### [JOB]
For every line in the records that has the word "this", make a copy.

Records from a data collection:
--- --- ---
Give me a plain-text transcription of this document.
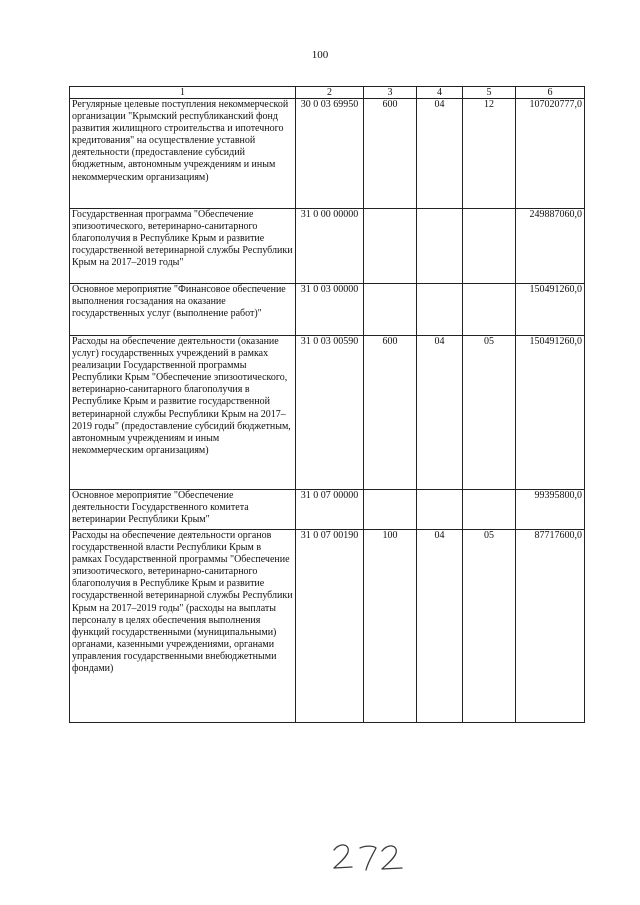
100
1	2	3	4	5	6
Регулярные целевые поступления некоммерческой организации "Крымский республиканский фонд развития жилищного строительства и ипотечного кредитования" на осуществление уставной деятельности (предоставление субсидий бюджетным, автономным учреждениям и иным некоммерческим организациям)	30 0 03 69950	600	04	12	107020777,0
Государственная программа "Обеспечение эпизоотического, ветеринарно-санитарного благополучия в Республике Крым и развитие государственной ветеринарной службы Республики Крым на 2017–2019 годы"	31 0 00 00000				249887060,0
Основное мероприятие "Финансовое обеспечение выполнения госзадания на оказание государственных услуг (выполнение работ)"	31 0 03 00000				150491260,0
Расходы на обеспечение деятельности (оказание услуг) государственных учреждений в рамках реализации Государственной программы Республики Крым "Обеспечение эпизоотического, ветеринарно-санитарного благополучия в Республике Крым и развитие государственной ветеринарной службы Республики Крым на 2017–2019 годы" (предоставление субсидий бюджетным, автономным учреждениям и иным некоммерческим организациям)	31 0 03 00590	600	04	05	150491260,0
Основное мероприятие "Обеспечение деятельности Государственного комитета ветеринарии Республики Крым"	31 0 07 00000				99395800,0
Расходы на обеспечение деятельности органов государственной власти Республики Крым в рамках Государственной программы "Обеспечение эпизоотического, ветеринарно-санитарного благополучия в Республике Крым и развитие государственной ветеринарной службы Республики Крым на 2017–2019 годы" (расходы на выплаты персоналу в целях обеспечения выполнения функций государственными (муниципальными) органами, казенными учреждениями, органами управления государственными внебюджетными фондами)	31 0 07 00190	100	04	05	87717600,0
--- --- ---
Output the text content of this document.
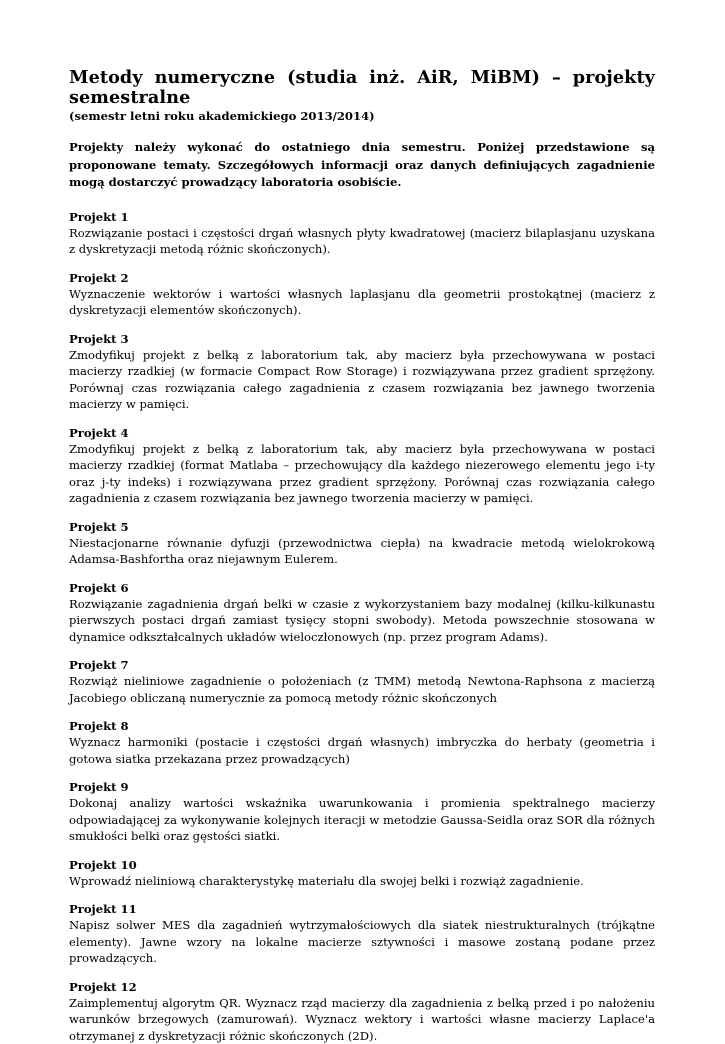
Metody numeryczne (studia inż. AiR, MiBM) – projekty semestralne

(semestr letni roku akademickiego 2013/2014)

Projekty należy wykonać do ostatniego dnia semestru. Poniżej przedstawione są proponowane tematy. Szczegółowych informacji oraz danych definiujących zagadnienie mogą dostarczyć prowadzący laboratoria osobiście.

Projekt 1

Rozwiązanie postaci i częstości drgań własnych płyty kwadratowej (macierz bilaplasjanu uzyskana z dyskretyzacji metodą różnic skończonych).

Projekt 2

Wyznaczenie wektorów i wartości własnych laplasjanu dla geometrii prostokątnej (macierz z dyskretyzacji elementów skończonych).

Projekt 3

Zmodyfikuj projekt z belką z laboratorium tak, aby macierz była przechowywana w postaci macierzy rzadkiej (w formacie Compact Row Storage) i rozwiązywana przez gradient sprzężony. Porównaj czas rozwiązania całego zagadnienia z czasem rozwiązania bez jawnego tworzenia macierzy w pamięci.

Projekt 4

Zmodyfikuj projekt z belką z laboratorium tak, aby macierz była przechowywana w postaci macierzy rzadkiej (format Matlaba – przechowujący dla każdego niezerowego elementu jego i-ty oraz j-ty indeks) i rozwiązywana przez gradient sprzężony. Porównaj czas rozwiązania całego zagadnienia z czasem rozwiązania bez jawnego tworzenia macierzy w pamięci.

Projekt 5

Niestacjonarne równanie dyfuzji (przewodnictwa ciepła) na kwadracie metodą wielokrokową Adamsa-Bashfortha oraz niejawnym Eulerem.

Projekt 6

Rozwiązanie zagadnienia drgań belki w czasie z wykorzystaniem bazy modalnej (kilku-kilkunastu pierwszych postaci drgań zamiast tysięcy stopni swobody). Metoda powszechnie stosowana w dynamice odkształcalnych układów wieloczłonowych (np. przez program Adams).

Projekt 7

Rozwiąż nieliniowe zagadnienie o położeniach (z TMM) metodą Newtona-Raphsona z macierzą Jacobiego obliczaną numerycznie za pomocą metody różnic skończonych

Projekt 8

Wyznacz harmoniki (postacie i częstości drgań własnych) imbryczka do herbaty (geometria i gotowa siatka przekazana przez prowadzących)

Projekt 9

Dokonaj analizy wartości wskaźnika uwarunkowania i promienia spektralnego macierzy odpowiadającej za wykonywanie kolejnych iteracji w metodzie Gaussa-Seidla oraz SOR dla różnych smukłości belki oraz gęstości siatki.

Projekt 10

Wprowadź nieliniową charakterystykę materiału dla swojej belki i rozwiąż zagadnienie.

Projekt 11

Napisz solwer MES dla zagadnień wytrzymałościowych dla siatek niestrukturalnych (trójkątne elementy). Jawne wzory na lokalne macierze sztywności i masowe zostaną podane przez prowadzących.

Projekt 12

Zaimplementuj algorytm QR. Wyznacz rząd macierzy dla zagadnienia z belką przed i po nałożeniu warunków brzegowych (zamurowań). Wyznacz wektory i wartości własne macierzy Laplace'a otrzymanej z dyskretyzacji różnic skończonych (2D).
--- --- ---
### [THE REPLY]
Give me a plain-text transcription of this document.
Output the text content of this document.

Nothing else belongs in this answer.